Written task => Using the data below, copy every line that contains the word "laboratorios".
==============================
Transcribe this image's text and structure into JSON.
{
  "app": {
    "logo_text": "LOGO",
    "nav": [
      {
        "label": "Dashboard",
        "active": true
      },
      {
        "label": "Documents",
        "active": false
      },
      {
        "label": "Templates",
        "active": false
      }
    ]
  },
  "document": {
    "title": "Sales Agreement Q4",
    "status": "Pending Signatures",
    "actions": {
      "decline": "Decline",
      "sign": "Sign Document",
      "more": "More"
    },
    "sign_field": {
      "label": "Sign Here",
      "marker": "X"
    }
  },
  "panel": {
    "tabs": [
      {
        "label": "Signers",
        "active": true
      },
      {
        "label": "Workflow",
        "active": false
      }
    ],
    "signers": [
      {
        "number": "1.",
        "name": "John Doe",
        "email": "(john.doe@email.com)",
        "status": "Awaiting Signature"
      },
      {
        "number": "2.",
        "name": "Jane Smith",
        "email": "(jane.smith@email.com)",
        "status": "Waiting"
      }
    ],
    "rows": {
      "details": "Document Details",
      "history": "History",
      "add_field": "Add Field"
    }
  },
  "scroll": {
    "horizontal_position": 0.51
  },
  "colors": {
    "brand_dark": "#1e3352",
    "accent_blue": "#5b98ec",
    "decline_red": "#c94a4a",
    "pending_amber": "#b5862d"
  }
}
==============================
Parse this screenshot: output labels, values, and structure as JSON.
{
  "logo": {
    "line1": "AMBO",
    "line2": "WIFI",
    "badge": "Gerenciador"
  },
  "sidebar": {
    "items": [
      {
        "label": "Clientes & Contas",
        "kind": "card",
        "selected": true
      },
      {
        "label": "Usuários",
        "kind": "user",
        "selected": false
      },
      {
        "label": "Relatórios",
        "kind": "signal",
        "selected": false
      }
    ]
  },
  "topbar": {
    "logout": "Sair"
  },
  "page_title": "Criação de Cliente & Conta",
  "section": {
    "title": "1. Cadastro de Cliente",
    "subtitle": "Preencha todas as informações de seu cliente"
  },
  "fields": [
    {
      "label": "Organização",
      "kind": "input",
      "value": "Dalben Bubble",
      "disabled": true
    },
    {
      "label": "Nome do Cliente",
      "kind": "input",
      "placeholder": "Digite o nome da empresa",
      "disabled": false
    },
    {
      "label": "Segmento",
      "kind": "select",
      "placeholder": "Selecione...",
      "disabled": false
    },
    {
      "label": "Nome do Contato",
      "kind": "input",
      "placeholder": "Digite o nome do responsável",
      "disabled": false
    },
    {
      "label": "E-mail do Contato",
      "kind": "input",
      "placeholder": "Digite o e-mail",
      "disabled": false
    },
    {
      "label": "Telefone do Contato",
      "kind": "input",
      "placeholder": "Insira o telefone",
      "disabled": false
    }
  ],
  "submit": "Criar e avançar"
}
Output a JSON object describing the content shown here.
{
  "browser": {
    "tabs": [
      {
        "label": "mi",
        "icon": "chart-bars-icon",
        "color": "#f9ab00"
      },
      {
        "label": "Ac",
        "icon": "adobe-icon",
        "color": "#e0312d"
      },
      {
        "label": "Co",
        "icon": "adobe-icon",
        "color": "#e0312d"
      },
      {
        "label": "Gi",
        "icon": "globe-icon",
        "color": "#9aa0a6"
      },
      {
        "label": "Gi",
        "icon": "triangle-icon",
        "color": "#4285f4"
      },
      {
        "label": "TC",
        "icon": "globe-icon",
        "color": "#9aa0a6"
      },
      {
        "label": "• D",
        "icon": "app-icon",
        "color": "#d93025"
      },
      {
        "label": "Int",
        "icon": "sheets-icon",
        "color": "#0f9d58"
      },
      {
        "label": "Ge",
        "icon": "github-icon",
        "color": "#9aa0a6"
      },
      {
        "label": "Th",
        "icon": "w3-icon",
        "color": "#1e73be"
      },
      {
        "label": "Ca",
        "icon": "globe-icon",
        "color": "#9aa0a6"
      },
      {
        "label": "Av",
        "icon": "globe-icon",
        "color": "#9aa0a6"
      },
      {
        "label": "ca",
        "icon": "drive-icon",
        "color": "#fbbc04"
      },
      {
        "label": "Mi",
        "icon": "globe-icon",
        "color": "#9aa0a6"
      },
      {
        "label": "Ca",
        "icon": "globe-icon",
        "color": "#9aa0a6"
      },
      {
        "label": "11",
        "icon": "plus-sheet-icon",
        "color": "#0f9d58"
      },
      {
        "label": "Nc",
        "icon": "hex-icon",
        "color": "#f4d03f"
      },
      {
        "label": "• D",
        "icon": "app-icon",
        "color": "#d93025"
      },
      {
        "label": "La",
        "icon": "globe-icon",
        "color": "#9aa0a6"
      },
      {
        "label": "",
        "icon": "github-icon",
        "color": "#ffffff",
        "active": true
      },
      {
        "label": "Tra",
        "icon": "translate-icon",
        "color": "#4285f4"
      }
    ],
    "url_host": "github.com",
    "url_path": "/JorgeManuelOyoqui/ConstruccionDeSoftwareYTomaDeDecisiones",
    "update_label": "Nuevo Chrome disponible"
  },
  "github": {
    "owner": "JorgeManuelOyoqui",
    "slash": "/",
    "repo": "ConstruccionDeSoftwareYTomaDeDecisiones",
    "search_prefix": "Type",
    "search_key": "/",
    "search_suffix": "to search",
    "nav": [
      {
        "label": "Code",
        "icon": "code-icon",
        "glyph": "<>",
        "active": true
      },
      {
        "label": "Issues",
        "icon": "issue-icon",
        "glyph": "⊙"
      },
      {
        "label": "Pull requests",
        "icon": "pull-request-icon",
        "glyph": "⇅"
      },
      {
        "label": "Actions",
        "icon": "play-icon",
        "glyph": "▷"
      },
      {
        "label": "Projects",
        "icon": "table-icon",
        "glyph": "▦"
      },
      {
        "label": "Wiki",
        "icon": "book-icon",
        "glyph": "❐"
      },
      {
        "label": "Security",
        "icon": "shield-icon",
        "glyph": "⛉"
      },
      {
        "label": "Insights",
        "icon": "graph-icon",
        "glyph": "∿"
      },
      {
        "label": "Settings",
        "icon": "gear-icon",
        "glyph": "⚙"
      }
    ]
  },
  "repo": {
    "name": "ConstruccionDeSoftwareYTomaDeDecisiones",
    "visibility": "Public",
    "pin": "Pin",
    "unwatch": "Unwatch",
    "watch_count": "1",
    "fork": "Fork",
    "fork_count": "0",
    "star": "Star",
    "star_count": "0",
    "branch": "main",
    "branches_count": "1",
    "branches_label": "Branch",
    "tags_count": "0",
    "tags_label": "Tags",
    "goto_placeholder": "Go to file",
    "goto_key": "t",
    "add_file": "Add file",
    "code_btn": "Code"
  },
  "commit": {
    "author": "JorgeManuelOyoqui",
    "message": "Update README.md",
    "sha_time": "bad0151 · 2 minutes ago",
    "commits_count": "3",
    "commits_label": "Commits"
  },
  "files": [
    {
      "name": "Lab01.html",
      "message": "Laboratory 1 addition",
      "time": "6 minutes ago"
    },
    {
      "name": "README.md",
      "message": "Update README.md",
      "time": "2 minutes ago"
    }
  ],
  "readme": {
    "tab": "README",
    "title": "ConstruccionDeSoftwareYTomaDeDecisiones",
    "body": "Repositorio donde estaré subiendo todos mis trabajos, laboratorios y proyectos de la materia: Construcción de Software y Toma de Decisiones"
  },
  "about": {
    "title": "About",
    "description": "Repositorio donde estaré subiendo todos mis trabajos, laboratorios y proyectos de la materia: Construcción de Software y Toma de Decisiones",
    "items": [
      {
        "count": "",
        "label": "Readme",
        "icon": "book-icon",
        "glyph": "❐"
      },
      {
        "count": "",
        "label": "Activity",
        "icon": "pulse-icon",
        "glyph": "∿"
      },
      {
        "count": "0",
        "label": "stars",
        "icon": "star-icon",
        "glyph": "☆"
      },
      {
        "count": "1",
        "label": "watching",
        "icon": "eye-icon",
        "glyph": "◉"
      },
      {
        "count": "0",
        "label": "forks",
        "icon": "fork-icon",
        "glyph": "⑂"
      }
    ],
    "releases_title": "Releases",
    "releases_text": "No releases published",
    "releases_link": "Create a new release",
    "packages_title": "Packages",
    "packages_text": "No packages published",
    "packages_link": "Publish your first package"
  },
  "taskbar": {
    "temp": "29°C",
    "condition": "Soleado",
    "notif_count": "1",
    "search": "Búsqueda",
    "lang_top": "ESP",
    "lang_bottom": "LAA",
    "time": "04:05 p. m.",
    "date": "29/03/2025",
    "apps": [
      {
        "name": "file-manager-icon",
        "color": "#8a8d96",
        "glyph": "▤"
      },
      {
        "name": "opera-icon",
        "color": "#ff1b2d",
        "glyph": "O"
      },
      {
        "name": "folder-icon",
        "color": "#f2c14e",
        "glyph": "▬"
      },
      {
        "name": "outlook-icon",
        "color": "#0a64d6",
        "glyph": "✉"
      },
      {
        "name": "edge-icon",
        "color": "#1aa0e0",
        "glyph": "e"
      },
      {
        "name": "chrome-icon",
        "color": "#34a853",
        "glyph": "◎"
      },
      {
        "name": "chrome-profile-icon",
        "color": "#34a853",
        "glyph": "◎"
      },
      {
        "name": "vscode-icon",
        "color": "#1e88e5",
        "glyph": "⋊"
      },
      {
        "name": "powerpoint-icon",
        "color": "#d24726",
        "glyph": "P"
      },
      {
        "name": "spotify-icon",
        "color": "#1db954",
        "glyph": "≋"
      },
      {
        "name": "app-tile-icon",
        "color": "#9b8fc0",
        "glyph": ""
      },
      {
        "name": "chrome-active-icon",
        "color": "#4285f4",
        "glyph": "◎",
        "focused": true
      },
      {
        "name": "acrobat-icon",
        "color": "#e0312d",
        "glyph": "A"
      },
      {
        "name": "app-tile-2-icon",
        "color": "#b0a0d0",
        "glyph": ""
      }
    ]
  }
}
==============================
Solution to this task =>
    "body": "Repositorio donde estaré subiendo todos mis trabajos, laboratorios y proyectos de la materia: Construcción de Software y Toma de Decisiones"
    "description": "Repositorio donde estaré subiendo todos mis trabajos, laboratorios y proyectos de la materia: Construcción de Software y Toma de Decisiones",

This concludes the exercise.